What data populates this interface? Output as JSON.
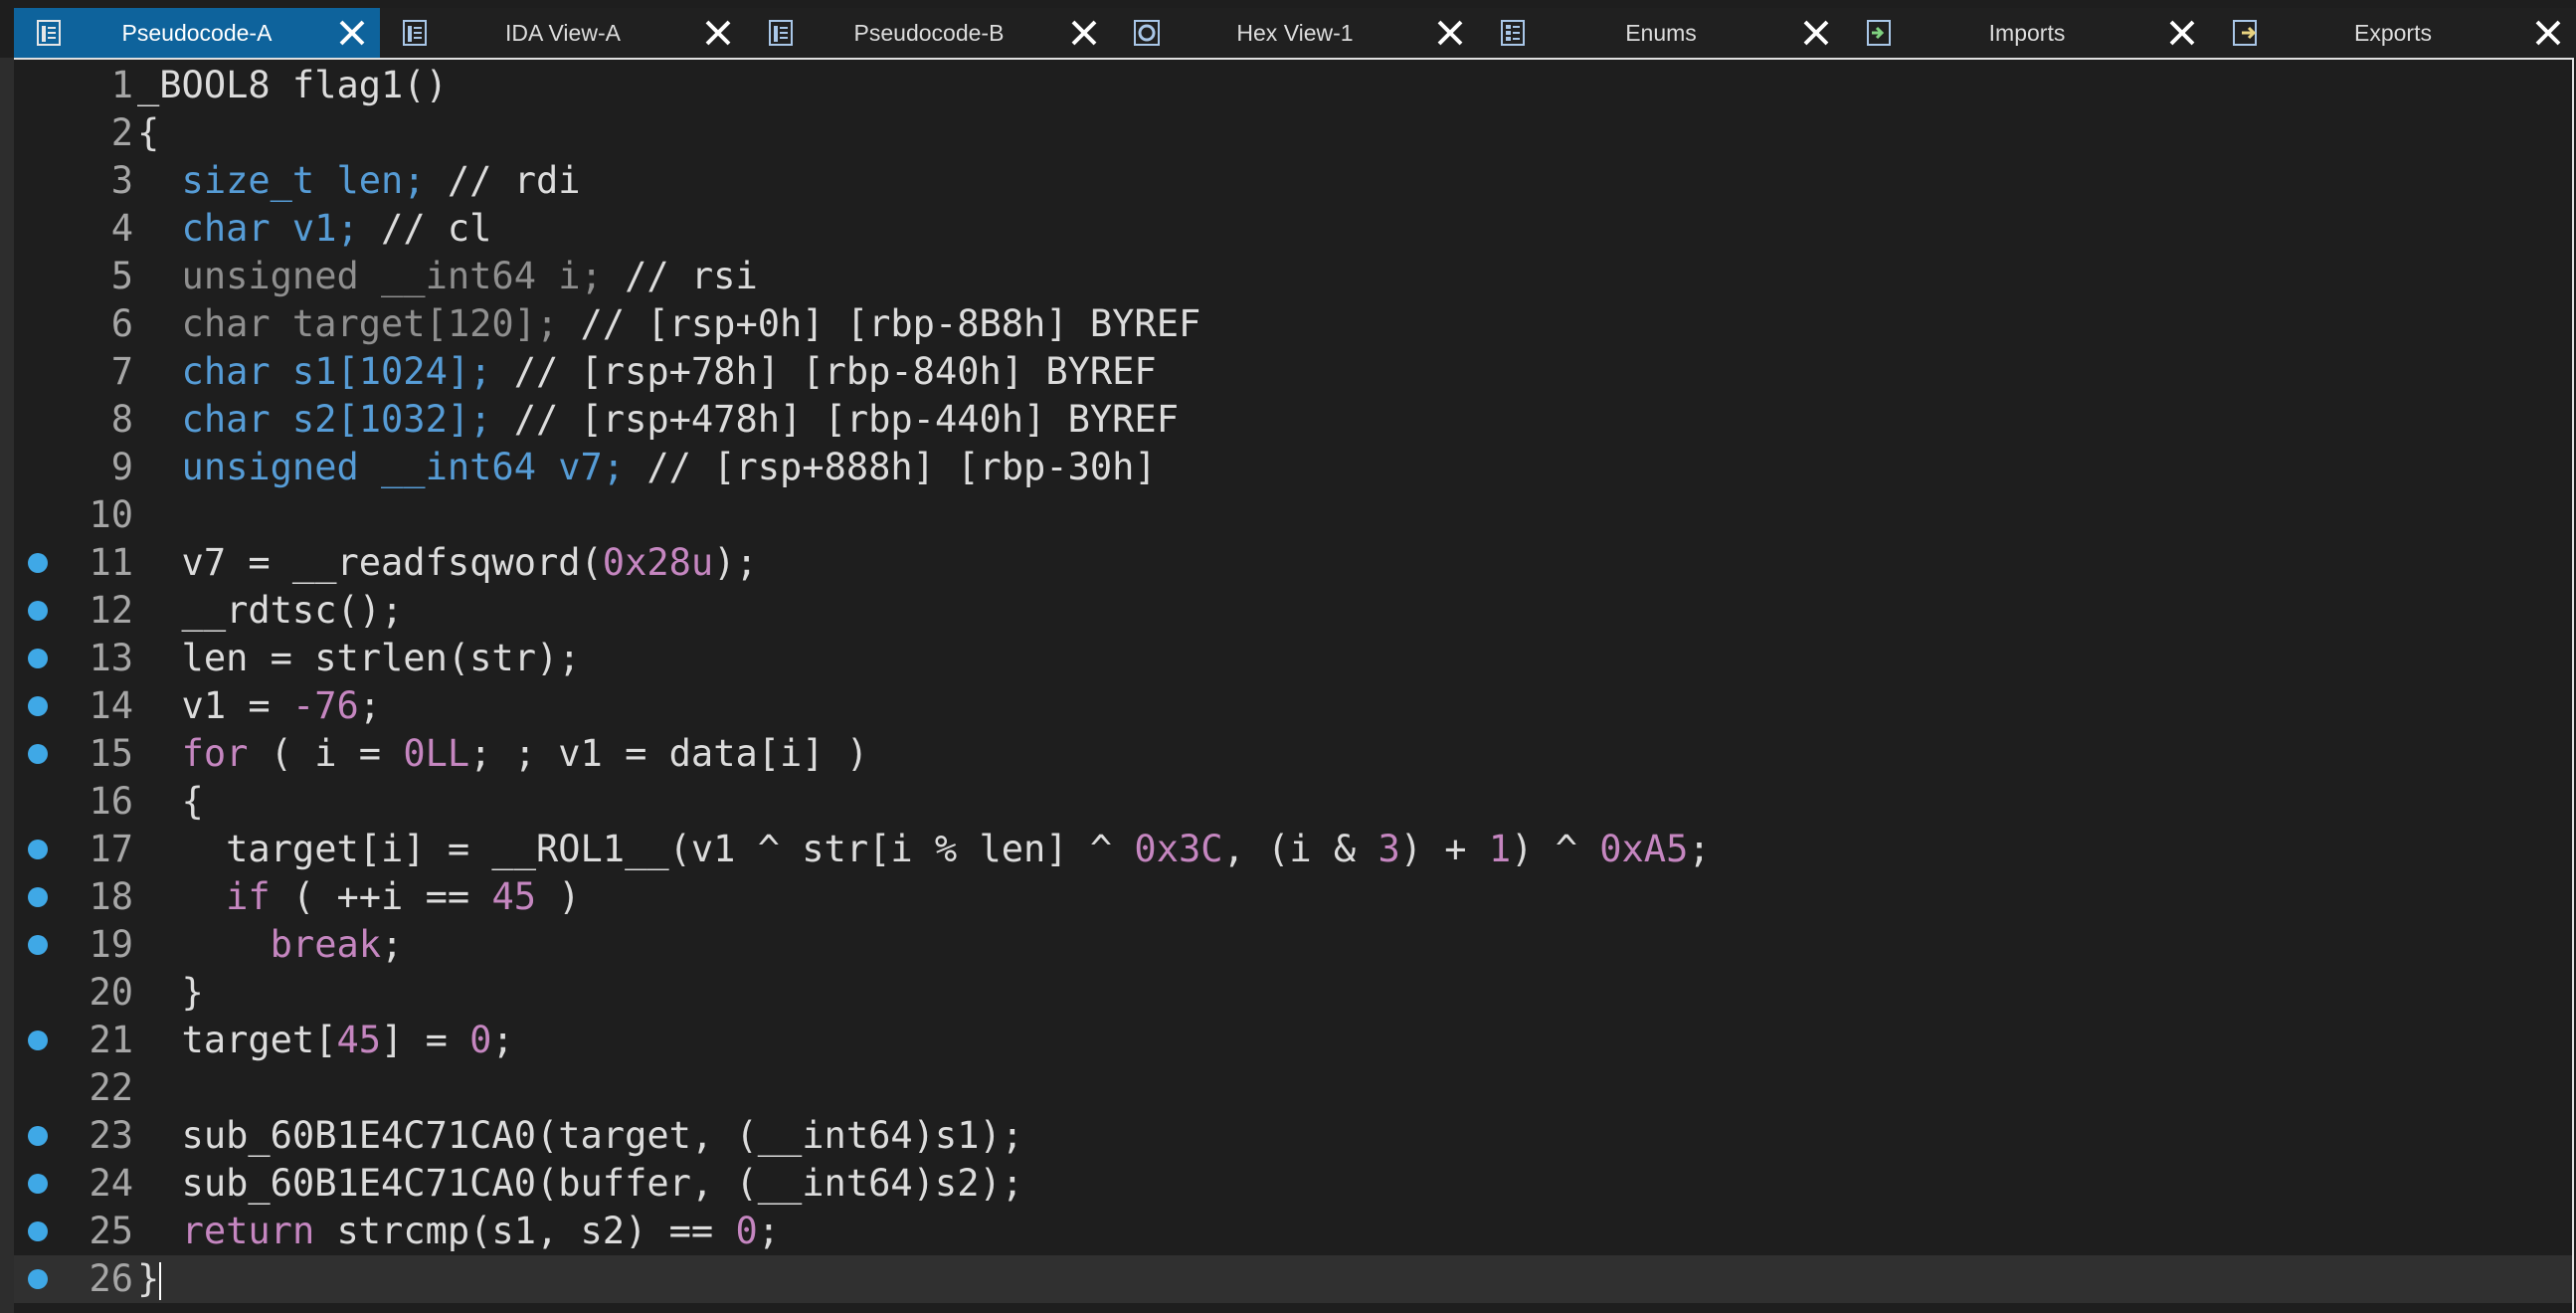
{
  "colors": {
    "active_tab": "#0e639c",
    "tabbar_bg": "#202020",
    "editor_bg": "#1e1e1e",
    "current_line": "#303030",
    "breakpoint_dot": "#3fa8e6",
    "keyword": "#569cd6",
    "number": "#b5cea8",
    "control": "#c586c0"
  },
  "tabs": [
    {
      "label": "Pseudocode-A",
      "icon": "pseudocode-icon",
      "active": true
    },
    {
      "label": "IDA View-A",
      "icon": "disassembly-view-icon",
      "active": false
    },
    {
      "label": "Pseudocode-B",
      "icon": "pseudocode-icon",
      "active": false
    },
    {
      "label": "Hex View-1",
      "icon": "hex-view-icon",
      "active": false
    },
    {
      "label": "Enums",
      "icon": "enums-icon",
      "active": false
    },
    {
      "label": "Imports",
      "icon": "imports-icon",
      "active": false
    },
    {
      "label": "Exports",
      "icon": "exports-icon",
      "active": false
    }
  ],
  "code": {
    "current_line": 26,
    "lines": [
      {
        "n": "1",
        "bp": false,
        "tokens": [
          {
            "t": "_BOOL8 flag1()",
            "c": ""
          }
        ]
      },
      {
        "n": "2",
        "bp": false,
        "tokens": [
          {
            "t": "{",
            "c": ""
          }
        ]
      },
      {
        "n": "3",
        "bp": false,
        "tokens": [
          {
            "t": "  size_t len; ",
            "c": "kw"
          },
          {
            "t": "// rdi",
            "c": "cm"
          }
        ]
      },
      {
        "n": "4",
        "bp": false,
        "tokens": [
          {
            "t": "  char v1; ",
            "c": "kw"
          },
          {
            "t": "// cl",
            "c": "cm"
          }
        ]
      },
      {
        "n": "5",
        "bp": false,
        "tokens": [
          {
            "t": "  unsigned __int64 i; ",
            "c": "ty"
          },
          {
            "t": "// rsi",
            "c": "cm"
          }
        ]
      },
      {
        "n": "6",
        "bp": false,
        "tokens": [
          {
            "t": "  char target[120]; ",
            "c": "ty"
          },
          {
            "t": "// [rsp+0h] [rbp-8B8h] BYREF",
            "c": "cm"
          }
        ]
      },
      {
        "n": "7",
        "bp": false,
        "tokens": [
          {
            "t": "  char s1[1024]; ",
            "c": "kw"
          },
          {
            "t": "// [rsp+78h] [rbp-840h] BYREF",
            "c": "cm"
          }
        ]
      },
      {
        "n": "8",
        "bp": false,
        "tokens": [
          {
            "t": "  char s2[1032]; ",
            "c": "kw"
          },
          {
            "t": "// [rsp+478h] [rbp-440h] BYREF",
            "c": "cm"
          }
        ]
      },
      {
        "n": "9",
        "bp": false,
        "tokens": [
          {
            "t": "  unsigned __int64 v7; ",
            "c": "kw"
          },
          {
            "t": "// [rsp+888h] [rbp-30h]",
            "c": "cm"
          }
        ]
      },
      {
        "n": "10",
        "bp": false,
        "tokens": []
      },
      {
        "n": "11",
        "bp": true,
        "tokens": [
          {
            "t": "  v7 = __readfsqword(",
            "c": ""
          },
          {
            "t": "0x28u",
            "c": "hex"
          },
          {
            "t": ");",
            "c": ""
          }
        ]
      },
      {
        "n": "12",
        "bp": true,
        "tokens": [
          {
            "t": "  __rdtsc();",
            "c": ""
          }
        ]
      },
      {
        "n": "13",
        "bp": true,
        "tokens": [
          {
            "t": "  len = strlen(str);",
            "c": ""
          }
        ]
      },
      {
        "n": "14",
        "bp": true,
        "tokens": [
          {
            "t": "  v1 = ",
            "c": ""
          },
          {
            "t": "-76",
            "c": "hex"
          },
          {
            "t": ";",
            "c": ""
          }
        ]
      },
      {
        "n": "15",
        "bp": true,
        "tokens": [
          {
            "t": "  ",
            "c": ""
          },
          {
            "t": "for",
            "c": "ctl"
          },
          {
            "t": " ( i = ",
            "c": ""
          },
          {
            "t": "0LL",
            "c": "hex"
          },
          {
            "t": "; ; v1 = data[i] )",
            "c": ""
          }
        ]
      },
      {
        "n": "16",
        "bp": false,
        "tokens": [
          {
            "t": "  {",
            "c": ""
          }
        ]
      },
      {
        "n": "17",
        "bp": true,
        "tokens": [
          {
            "t": "    target[i] = __ROL1__(v1 ^ str[i % len] ^ ",
            "c": ""
          },
          {
            "t": "0x3C",
            "c": "hex"
          },
          {
            "t": ", (i & ",
            "c": ""
          },
          {
            "t": "3",
            "c": "hex"
          },
          {
            "t": ") + ",
            "c": ""
          },
          {
            "t": "1",
            "c": "hex"
          },
          {
            "t": ") ^ ",
            "c": ""
          },
          {
            "t": "0xA5",
            "c": "hex"
          },
          {
            "t": ";",
            "c": ""
          }
        ]
      },
      {
        "n": "18",
        "bp": true,
        "tokens": [
          {
            "t": "    ",
            "c": ""
          },
          {
            "t": "if",
            "c": "ctl"
          },
          {
            "t": " ( ++i == ",
            "c": ""
          },
          {
            "t": "45",
            "c": "hex"
          },
          {
            "t": " )",
            "c": ""
          }
        ]
      },
      {
        "n": "19",
        "bp": true,
        "tokens": [
          {
            "t": "      ",
            "c": ""
          },
          {
            "t": "break",
            "c": "ctl"
          },
          {
            "t": ";",
            "c": ""
          }
        ]
      },
      {
        "n": "20",
        "bp": false,
        "tokens": [
          {
            "t": "  }",
            "c": ""
          }
        ]
      },
      {
        "n": "21",
        "bp": true,
        "tokens": [
          {
            "t": "  target[",
            "c": ""
          },
          {
            "t": "45",
            "c": "hex"
          },
          {
            "t": "] = ",
            "c": ""
          },
          {
            "t": "0",
            "c": "hex"
          },
          {
            "t": ";",
            "c": ""
          }
        ]
      },
      {
        "n": "22",
        "bp": false,
        "tokens": []
      },
      {
        "n": "23",
        "bp": true,
        "tokens": [
          {
            "t": "  sub_60B1E4C71CA0(target, (__int64)s1);",
            "c": ""
          }
        ]
      },
      {
        "n": "24",
        "bp": true,
        "tokens": [
          {
            "t": "  sub_60B1E4C71CA0(buffer, (__int64)s2);",
            "c": ""
          }
        ]
      },
      {
        "n": "25",
        "bp": true,
        "tokens": [
          {
            "t": "  ",
            "c": ""
          },
          {
            "t": "return",
            "c": "ctl"
          },
          {
            "t": " strcmp(s1, s2) == ",
            "c": ""
          },
          {
            "t": "0",
            "c": "hex"
          },
          {
            "t": ";",
            "c": ""
          }
        ]
      },
      {
        "n": "26",
        "bp": true,
        "tokens": [
          {
            "t": "}",
            "c": ""
          }
        ]
      }
    ]
  }
}
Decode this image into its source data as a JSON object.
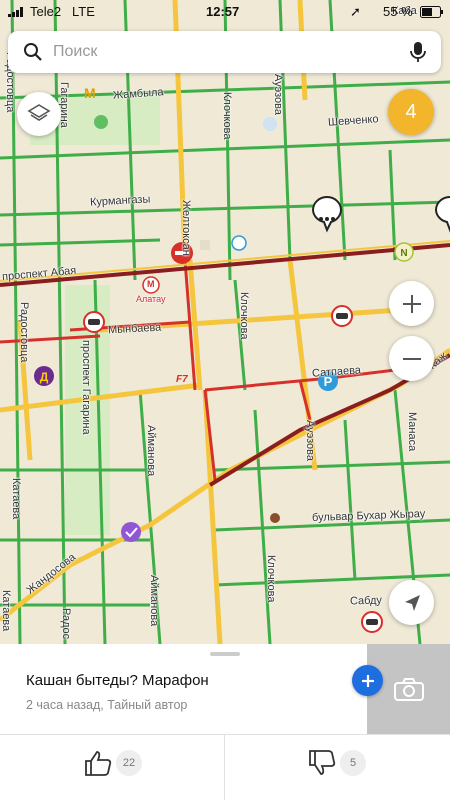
{
  "status_bar": {
    "carrier": "Tele2",
    "network": "LTE",
    "time": "12:57",
    "battery": "55 %"
  },
  "search": {
    "placeholder": "Поиск"
  },
  "traffic": {
    "level": "4",
    "color": "#f2b52c"
  },
  "map": {
    "streets": {
      "zhambyla": "Жамбыла",
      "shevchenko": "Шевченко",
      "kurmangazy": "Курмангазы",
      "abaya": "проспект Абая",
      "mynbaeva": "Мынбаева",
      "satpaeva": "Сатпаева",
      "buhar": "бульвар Бухар Жырау",
      "sabdu": "Сабду",
      "zhandosova": "Жандосова",
      "klochkova_1": "Клочкова",
      "klochkova_2": "Клочкова",
      "klochkova_3": "Клочкова",
      "auezova_1": "Ауэзова",
      "auezova_2": "Ауэзова",
      "aymanova_1": "Айманова",
      "aymanova_2": "Айманова",
      "gagarina_1": "Гагарина",
      "gagarina_2": "проспект Гагарина",
      "radostovtsa_1": "Радостовца",
      "radostovtsa_2": "Радостовца",
      "radostovtsa_3": "Радос",
      "kataeva_1": "Катаева",
      "kataeva_2": "Катаева",
      "manasa": "Манаса",
      "zheltoksan": "Желтоксан",
      "kab": "Каба",
      "kaj": "Каж"
    },
    "poi": {
      "metro": "Алатау",
      "metro_letter": "М"
    },
    "colors": {
      "green": "#3fae49",
      "yellow": "#f5c63d",
      "red": "#d6302a",
      "darkred": "#8a1d1d"
    }
  },
  "event": {
    "title": "Кашан бытеды? Марафон",
    "meta": "2 часа назад, Тайный автор"
  },
  "votes": {
    "likes": "22",
    "dislikes": "5"
  }
}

* Exercise instructions
Search the entries for the word "JSON", then gather every line that has it.

* Answer below
What data populates this interface? Output as JSON.
Decode this image into its source data as a JSON object.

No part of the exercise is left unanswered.